======== Supplied information ========

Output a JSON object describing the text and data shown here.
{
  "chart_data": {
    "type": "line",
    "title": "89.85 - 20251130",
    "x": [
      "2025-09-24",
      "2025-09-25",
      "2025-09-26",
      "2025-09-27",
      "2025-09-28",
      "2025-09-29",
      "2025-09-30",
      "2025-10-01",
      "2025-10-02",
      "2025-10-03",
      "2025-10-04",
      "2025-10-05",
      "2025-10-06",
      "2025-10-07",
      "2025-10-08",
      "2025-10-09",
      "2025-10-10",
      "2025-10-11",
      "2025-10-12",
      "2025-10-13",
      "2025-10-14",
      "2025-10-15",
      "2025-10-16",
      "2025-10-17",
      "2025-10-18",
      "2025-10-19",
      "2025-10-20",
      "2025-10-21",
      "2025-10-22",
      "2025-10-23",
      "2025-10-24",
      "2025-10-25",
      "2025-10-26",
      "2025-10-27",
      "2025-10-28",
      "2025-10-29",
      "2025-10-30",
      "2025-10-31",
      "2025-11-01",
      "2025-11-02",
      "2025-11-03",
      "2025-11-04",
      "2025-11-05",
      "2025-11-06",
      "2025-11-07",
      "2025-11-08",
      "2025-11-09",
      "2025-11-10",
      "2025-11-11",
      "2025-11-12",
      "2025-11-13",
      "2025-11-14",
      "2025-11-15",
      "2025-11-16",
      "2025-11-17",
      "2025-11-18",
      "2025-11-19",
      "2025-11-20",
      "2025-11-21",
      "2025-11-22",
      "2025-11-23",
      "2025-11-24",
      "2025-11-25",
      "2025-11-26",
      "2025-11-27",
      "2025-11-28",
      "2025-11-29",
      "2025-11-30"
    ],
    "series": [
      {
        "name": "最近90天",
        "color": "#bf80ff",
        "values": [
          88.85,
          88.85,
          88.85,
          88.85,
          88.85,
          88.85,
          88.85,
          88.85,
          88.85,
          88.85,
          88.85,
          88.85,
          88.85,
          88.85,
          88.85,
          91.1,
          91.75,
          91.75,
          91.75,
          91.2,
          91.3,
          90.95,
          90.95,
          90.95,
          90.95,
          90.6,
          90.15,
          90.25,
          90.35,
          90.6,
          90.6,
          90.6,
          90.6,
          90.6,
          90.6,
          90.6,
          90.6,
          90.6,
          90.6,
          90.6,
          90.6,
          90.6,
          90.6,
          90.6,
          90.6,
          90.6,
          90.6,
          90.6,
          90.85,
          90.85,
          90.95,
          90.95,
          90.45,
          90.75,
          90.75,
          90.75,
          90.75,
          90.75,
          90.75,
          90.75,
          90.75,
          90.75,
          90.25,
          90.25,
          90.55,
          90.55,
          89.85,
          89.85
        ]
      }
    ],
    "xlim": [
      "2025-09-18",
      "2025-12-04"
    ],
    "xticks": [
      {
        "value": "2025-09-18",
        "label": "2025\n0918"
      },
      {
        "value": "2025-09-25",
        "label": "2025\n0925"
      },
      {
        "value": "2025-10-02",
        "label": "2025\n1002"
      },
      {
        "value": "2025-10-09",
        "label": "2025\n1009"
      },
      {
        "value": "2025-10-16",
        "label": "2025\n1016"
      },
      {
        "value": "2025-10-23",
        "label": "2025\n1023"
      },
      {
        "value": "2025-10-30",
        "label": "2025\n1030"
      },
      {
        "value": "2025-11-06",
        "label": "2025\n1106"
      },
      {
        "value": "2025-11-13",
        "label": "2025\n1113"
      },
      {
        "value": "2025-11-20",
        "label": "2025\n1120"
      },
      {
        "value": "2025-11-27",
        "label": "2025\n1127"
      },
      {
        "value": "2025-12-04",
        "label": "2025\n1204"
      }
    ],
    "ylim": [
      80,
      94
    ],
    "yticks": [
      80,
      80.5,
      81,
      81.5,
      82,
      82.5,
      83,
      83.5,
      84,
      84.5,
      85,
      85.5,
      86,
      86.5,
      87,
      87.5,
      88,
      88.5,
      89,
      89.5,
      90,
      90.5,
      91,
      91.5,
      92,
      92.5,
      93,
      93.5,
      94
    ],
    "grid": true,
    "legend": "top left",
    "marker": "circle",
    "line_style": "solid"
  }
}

========
======== Supplied information ========

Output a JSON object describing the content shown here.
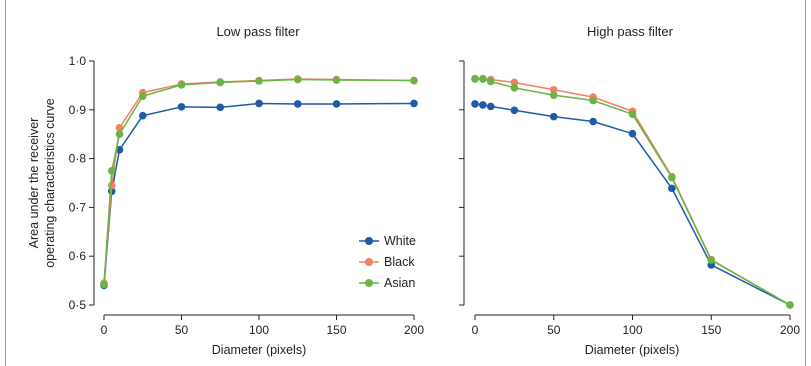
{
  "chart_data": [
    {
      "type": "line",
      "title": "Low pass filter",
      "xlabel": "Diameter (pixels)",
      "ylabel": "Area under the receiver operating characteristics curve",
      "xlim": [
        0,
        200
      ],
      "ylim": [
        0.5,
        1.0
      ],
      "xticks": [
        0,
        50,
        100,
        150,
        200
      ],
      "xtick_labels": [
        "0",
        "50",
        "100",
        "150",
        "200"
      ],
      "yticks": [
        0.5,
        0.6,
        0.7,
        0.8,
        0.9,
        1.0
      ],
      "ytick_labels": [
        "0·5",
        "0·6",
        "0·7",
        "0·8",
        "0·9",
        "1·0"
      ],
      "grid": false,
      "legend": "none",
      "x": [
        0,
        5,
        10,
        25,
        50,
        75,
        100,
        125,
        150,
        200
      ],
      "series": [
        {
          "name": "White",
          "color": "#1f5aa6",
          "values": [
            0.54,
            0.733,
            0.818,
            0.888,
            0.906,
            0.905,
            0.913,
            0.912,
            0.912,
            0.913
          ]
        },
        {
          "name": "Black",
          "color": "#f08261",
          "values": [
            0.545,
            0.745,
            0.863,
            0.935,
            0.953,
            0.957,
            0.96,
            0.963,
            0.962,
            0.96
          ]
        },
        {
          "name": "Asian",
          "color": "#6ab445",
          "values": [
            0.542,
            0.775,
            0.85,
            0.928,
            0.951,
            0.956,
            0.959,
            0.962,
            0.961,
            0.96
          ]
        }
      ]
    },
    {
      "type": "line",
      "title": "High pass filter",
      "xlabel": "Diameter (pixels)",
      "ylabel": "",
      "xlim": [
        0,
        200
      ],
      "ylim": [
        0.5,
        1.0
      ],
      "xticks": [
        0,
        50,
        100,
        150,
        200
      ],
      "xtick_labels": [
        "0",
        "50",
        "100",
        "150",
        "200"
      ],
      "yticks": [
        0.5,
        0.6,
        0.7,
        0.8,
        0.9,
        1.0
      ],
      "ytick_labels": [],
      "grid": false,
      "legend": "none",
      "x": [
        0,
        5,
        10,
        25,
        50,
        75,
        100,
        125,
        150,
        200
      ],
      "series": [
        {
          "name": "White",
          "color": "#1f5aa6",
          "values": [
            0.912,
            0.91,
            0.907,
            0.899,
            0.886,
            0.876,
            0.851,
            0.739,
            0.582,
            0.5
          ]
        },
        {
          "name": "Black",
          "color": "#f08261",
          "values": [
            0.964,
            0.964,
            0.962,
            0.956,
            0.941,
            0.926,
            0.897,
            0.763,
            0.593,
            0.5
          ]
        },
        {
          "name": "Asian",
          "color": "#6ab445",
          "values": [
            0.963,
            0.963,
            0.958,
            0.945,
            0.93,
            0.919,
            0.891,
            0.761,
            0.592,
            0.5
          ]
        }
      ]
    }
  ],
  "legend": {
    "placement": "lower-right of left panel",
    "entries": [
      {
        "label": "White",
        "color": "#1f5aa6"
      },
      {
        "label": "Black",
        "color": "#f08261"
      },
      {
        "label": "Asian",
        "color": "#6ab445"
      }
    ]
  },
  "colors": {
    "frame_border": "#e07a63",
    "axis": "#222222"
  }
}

========
======== Supplied information ========

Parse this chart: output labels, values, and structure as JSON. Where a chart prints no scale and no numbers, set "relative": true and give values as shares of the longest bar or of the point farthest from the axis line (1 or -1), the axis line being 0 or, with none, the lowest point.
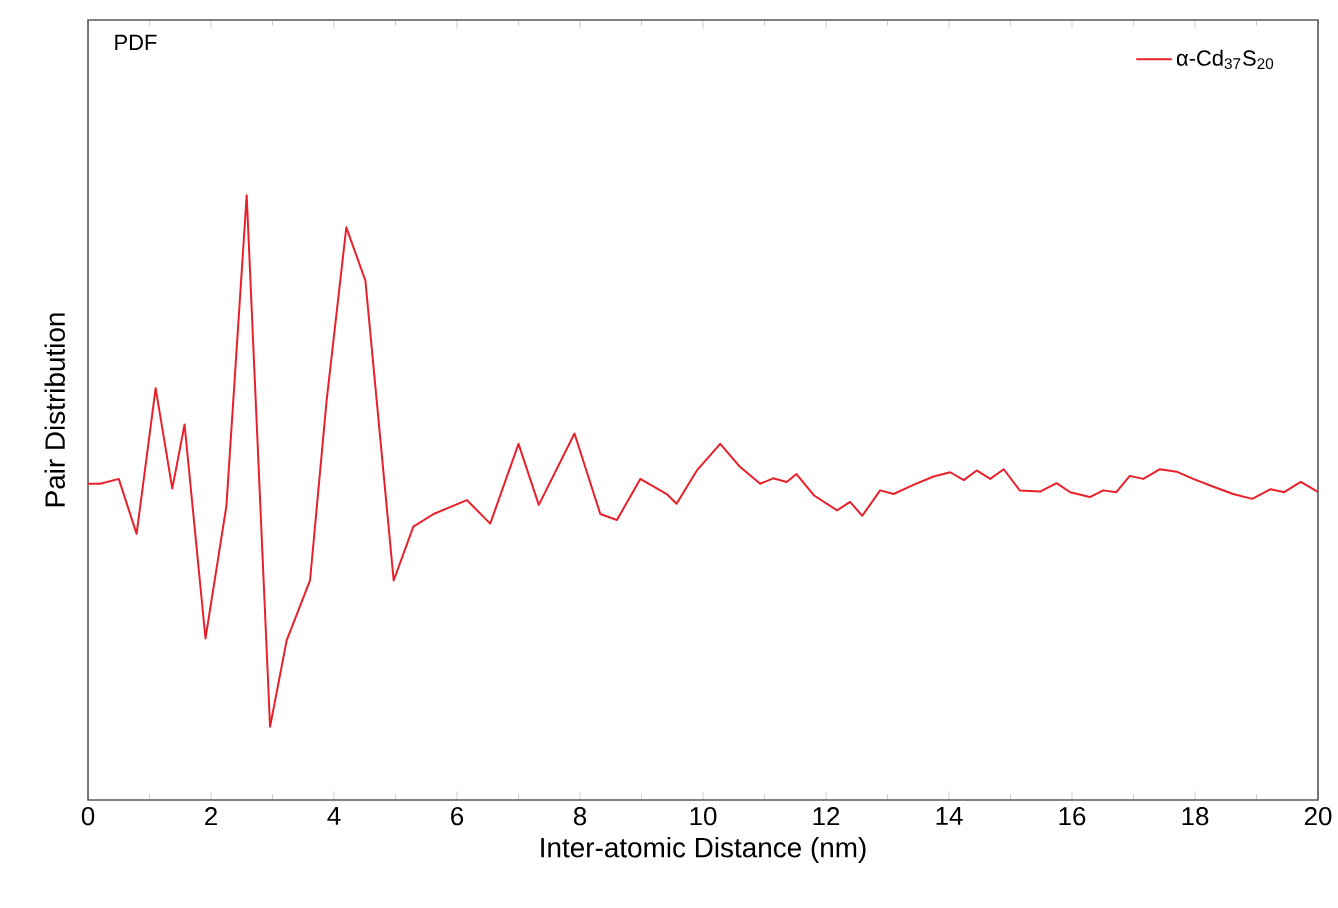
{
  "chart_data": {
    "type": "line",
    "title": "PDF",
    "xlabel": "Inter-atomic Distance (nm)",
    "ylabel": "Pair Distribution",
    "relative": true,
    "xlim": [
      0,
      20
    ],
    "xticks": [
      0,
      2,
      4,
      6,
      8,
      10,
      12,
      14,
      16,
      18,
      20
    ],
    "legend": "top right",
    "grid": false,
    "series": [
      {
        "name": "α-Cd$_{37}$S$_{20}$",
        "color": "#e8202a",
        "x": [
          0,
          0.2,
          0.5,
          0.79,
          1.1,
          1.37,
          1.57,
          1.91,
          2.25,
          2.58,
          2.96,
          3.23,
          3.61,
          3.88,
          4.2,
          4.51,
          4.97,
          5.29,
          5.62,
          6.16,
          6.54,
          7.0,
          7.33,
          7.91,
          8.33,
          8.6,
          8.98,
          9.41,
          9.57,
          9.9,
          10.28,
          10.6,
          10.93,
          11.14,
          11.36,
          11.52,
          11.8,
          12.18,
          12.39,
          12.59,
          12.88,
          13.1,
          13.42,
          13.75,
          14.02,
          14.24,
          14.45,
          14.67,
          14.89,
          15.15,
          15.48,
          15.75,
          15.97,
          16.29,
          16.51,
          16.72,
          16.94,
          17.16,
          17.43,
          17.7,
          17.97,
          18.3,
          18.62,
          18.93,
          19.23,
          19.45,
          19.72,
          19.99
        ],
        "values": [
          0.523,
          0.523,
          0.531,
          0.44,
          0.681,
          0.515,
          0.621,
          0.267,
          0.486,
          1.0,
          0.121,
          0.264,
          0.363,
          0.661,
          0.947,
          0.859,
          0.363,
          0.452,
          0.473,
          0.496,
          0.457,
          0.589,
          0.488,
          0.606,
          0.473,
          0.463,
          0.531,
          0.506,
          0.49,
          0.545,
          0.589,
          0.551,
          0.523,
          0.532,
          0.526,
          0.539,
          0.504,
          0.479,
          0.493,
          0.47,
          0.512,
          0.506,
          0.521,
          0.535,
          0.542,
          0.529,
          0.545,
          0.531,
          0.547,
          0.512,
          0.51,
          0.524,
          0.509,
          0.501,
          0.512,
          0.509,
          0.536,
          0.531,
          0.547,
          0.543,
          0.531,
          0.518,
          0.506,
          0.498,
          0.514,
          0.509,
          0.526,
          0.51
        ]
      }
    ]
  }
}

========

→ What you have to do:
Pick out every line of the listing containing the word "object", and show those lines.

→ Written solution:
Output a JSON object describing the text and data shown here.
Output a JSON object describing the content shown here.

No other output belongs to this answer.